▸ Given request
Every line containing the word "high" needs to be found and copied.

** START Input records **

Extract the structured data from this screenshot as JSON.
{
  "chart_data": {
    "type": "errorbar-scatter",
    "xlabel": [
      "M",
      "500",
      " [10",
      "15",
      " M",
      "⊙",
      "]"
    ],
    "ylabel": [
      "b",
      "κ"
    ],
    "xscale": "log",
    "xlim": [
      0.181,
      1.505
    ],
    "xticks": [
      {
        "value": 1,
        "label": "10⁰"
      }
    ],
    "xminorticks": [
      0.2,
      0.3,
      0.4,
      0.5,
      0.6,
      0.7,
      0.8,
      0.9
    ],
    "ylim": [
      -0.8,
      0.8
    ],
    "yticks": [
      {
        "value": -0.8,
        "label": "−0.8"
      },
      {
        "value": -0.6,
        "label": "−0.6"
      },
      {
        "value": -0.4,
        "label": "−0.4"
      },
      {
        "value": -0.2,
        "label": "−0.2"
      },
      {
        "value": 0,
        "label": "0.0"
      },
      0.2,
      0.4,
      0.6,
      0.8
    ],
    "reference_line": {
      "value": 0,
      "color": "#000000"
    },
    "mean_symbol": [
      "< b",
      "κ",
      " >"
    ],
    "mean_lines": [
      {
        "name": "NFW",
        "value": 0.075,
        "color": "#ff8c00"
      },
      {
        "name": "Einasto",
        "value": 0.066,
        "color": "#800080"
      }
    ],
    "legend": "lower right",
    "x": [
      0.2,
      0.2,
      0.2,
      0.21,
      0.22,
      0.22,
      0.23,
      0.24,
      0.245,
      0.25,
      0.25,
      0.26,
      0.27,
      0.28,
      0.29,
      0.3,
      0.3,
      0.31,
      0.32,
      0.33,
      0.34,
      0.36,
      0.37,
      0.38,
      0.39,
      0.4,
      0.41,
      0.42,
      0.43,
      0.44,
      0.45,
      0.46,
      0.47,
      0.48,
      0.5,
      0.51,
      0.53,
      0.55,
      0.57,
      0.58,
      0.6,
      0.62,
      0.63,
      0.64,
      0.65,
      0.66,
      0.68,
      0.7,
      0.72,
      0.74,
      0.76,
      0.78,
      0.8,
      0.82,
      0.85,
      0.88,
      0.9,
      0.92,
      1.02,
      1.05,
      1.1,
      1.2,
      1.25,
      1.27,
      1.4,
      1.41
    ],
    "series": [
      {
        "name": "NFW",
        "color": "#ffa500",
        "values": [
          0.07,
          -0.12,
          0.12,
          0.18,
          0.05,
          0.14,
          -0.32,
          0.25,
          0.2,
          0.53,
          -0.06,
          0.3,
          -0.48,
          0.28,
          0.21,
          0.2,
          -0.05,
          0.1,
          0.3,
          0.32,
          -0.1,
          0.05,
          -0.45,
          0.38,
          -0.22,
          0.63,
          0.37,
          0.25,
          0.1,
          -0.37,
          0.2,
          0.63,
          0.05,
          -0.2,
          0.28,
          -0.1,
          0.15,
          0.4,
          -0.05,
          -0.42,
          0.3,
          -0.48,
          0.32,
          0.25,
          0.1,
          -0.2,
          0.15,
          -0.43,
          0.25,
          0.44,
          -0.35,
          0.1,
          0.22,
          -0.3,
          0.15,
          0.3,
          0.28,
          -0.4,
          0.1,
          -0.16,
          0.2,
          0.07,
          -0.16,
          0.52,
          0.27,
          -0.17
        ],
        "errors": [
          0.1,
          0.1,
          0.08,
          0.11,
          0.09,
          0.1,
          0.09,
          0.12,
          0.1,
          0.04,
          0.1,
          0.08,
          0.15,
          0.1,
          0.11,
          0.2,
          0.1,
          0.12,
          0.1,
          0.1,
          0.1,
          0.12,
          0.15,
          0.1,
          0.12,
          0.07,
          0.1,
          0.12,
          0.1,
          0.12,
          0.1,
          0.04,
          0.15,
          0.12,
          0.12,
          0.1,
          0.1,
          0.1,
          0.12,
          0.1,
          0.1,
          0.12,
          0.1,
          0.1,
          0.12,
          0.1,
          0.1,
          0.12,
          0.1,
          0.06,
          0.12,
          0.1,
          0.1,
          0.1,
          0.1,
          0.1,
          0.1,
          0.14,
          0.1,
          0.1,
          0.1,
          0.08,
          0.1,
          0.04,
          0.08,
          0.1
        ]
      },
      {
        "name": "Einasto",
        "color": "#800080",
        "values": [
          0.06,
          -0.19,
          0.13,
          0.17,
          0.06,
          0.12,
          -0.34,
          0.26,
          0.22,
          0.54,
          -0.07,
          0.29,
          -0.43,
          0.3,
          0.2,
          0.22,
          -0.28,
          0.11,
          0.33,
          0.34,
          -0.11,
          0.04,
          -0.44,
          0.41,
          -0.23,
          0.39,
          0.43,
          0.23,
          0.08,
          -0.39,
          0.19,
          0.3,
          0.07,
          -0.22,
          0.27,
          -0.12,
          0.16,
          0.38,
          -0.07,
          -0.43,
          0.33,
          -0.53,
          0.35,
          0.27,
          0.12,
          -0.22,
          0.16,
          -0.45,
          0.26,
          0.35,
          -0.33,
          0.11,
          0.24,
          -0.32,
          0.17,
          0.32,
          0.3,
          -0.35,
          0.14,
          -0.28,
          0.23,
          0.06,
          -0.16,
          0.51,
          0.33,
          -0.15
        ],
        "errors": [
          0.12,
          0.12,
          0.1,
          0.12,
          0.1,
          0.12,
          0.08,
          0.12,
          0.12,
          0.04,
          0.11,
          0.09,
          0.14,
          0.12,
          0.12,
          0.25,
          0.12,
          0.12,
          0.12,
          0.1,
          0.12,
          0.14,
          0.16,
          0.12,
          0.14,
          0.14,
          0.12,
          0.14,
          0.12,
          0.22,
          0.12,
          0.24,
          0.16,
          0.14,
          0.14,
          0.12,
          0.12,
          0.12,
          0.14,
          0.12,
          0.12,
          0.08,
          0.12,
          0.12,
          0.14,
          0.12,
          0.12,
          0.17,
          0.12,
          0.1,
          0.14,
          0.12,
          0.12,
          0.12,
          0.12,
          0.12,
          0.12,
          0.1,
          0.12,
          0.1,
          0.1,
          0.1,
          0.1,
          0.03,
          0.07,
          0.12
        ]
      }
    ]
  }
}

** END Input records **
** START Input records **

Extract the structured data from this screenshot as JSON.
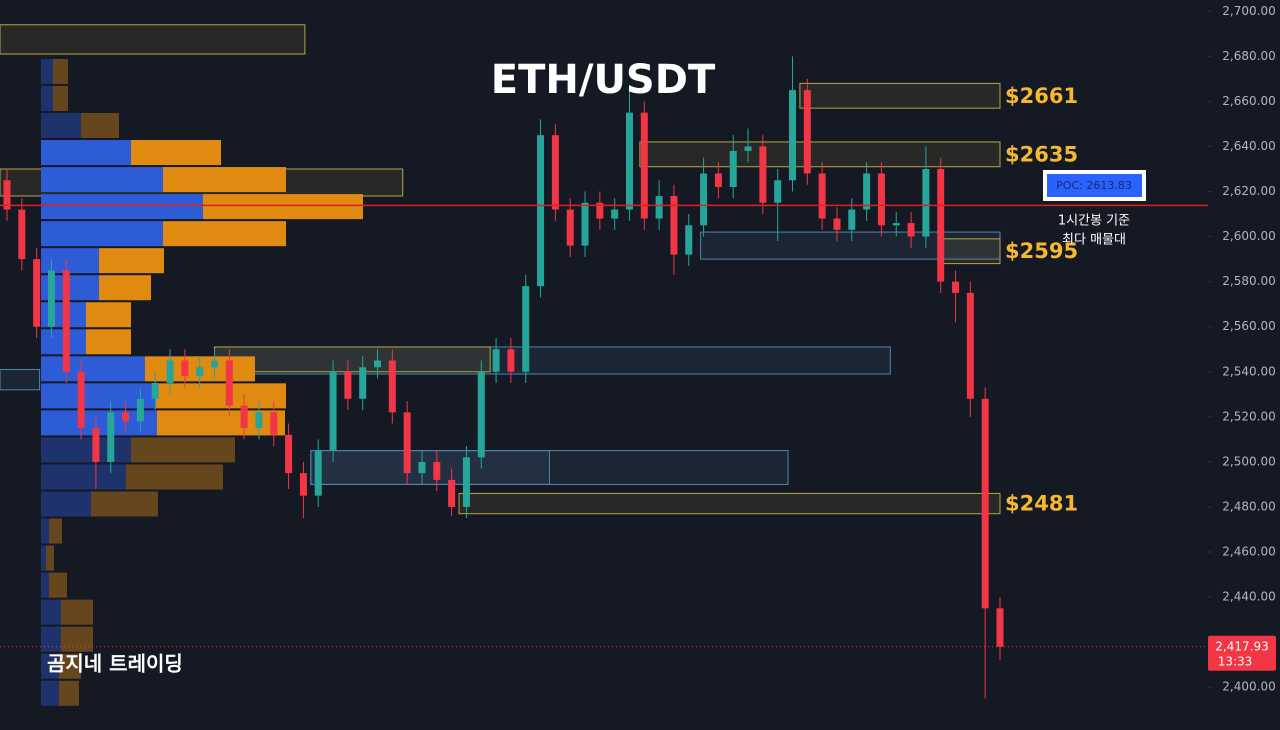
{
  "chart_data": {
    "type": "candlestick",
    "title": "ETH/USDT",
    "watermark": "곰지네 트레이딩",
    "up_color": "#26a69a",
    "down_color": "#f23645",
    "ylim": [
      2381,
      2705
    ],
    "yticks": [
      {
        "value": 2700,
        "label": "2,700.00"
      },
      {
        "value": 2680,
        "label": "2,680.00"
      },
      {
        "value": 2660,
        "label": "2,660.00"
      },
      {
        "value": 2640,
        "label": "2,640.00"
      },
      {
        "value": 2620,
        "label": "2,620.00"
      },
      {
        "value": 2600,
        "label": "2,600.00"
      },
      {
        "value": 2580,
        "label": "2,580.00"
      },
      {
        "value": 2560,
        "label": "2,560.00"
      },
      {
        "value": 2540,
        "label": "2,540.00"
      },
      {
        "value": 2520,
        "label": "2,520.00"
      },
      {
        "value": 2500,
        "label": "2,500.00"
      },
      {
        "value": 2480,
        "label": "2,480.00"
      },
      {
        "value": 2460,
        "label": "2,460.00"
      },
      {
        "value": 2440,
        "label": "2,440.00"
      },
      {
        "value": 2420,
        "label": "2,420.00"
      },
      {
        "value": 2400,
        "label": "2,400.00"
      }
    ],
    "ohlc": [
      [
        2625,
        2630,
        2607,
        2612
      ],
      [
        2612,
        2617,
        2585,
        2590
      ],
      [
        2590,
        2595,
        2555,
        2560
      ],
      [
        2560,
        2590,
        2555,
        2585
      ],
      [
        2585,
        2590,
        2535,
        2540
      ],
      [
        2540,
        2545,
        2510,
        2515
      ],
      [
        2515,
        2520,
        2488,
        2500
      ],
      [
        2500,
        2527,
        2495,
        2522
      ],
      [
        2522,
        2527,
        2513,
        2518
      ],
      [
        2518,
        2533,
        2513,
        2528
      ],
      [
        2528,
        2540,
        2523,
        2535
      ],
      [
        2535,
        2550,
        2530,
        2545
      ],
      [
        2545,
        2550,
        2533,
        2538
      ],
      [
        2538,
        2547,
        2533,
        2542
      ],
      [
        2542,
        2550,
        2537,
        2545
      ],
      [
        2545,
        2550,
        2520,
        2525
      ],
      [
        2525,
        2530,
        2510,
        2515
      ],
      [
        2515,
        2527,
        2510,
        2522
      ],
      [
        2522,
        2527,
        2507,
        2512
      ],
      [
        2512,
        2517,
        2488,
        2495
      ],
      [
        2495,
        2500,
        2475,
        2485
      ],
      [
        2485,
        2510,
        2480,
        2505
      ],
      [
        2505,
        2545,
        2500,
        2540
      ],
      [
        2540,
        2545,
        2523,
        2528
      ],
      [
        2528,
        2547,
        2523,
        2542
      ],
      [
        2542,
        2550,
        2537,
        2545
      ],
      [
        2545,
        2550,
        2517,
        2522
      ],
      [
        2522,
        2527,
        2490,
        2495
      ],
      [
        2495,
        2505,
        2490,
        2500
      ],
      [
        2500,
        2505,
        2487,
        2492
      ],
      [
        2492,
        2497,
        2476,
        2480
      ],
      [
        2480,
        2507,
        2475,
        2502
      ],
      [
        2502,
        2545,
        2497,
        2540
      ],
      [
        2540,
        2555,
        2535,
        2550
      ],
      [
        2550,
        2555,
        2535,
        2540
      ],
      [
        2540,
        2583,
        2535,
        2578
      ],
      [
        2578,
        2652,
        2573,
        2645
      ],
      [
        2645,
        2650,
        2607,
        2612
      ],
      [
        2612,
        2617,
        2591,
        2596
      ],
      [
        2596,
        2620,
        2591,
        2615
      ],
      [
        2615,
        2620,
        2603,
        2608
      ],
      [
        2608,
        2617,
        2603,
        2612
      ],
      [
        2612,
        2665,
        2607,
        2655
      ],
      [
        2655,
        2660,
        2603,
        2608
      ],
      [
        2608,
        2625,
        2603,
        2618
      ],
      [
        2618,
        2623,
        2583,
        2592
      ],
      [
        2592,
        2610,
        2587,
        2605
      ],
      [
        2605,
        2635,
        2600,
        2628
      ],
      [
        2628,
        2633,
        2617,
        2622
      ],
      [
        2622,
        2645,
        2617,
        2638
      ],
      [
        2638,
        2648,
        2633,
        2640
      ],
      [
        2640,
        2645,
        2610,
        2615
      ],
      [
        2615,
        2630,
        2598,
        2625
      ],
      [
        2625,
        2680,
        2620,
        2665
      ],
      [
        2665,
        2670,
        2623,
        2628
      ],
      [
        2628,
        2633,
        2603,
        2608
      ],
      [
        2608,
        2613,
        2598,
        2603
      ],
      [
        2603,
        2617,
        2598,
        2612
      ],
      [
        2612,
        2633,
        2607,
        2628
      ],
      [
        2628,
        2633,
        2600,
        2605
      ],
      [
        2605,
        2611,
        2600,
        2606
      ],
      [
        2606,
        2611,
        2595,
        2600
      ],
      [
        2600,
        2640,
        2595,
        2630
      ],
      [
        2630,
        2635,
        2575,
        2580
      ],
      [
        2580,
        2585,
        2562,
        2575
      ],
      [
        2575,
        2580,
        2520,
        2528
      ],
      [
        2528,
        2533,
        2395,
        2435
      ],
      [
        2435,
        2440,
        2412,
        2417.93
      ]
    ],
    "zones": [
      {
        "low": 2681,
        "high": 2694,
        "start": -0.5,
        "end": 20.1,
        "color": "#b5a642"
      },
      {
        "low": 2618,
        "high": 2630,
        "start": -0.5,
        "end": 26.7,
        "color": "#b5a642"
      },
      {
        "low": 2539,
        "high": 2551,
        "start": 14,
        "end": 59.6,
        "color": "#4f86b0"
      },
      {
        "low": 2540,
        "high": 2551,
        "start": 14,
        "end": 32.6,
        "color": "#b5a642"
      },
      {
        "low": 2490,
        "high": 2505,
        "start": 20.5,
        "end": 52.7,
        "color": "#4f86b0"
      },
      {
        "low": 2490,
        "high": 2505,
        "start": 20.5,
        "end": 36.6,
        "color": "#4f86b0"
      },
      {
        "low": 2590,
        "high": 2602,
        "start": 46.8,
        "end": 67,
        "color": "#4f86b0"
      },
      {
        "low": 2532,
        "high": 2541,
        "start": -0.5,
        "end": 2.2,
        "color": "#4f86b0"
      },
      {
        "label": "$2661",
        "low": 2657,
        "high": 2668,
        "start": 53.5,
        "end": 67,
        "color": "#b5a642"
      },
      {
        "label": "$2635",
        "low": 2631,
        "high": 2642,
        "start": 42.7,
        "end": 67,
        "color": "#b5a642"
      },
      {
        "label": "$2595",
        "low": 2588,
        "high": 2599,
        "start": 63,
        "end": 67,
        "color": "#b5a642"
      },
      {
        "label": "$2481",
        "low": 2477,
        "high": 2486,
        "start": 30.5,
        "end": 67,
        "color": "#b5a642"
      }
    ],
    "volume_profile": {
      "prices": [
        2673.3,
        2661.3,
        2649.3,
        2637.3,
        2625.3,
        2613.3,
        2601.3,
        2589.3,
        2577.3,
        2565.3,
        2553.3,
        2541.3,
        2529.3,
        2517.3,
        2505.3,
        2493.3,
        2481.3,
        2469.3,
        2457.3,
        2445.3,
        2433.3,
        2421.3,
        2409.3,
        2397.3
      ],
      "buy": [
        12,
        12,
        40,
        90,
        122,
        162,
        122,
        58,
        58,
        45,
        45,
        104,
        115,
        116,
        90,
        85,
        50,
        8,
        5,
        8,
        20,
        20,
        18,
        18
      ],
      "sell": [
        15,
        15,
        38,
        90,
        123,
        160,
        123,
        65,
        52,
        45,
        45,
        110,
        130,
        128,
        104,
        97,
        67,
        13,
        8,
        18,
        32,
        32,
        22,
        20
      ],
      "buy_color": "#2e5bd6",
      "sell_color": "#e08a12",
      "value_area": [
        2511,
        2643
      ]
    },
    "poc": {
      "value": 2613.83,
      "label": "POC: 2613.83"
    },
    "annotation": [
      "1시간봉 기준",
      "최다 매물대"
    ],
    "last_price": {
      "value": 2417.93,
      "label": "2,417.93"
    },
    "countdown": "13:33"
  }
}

** END Input records **

▸ Exercise result
        "high": 2694,
        "high": 2630,
        "high": 2551,
        "high": 2551,
        "high": 2505,
        "high": 2505,
        "high": 2602,
        "high": 2541,
        "high": 2668,
        "high": 2642,
        "high": 2599,
        "high": 2486,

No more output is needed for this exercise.